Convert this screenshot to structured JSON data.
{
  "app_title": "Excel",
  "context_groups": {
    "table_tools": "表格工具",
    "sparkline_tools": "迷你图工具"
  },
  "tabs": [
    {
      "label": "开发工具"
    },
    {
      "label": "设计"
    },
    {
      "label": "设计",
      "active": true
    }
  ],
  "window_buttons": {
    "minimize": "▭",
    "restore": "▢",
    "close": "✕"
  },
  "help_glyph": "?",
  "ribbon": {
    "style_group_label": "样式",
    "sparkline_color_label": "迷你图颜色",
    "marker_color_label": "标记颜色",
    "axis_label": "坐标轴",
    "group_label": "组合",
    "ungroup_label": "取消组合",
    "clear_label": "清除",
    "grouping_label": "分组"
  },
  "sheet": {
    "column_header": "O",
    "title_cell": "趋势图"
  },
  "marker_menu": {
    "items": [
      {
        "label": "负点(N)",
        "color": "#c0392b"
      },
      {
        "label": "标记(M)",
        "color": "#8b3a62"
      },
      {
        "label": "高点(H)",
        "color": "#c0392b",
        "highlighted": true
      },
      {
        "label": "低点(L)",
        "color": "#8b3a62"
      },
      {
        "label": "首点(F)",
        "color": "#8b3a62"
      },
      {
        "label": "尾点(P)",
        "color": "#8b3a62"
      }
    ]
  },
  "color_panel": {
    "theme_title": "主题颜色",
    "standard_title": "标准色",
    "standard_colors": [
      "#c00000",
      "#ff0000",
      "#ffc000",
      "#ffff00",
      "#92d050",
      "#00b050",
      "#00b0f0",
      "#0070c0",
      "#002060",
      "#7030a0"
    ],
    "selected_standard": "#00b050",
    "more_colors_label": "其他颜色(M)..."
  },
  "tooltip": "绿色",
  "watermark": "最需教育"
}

WORK TO BE COMPLETED: Each line of the material above must be retyped precisely.

WORKED ANSWER:
Convert this screenshot to structured JSON data.
{
  "app_title": "Excel",
  "context_groups": {
    "table_tools": "表格工具",
    "sparkline_tools": "迷你图工具"
  },
  "tabs": [
    {
      "label": "开发工具"
    },
    {
      "label": "设计"
    },
    {
      "label": "设计",
      "active": true
    }
  ],
  "window_buttons": {
    "minimize": "▭",
    "restore": "▢",
    "close": "✕"
  },
  "help_glyph": "?",
  "ribbon": {
    "style_group_label": "样式",
    "sparkline_color_label": "迷你图颜色",
    "marker_color_label": "标记颜色",
    "axis_label": "坐标轴",
    "group_label": "组合",
    "ungroup_label": "取消组合",
    "clear_label": "清除",
    "grouping_label": "分组"
  },
  "sheet": {
    "column_header": "O",
    "title_cell": "趋势图"
  },
  "marker_menu": {
    "items": [
      {
        "label": "负点(N)",
        "color": "#c0392b"
      },
      {
        "label": "标记(M)",
        "color": "#8b3a62"
      },
      {
        "label": "高点(H)",
        "color": "#c0392b",
        "highlighted": true
      },
      {
        "label": "低点(L)",
        "color": "#8b3a62"
      },
      {
        "label": "首点(F)",
        "color": "#8b3a62"
      },
      {
        "label": "尾点(P)",
        "color": "#8b3a62"
      }
    ]
  },
  "color_panel": {
    "theme_title": "主题颜色",
    "standard_title": "标准色",
    "standard_colors": [
      "#c00000",
      "#ff0000",
      "#ffc000",
      "#ffff00",
      "#92d050",
      "#00b050",
      "#00b0f0",
      "#0070c0",
      "#002060",
      "#7030a0"
    ],
    "selected_standard": "#00b050",
    "more_colors_label": "其他颜色(M)..."
  },
  "tooltip": "绿色",
  "watermark": "最需教育"
}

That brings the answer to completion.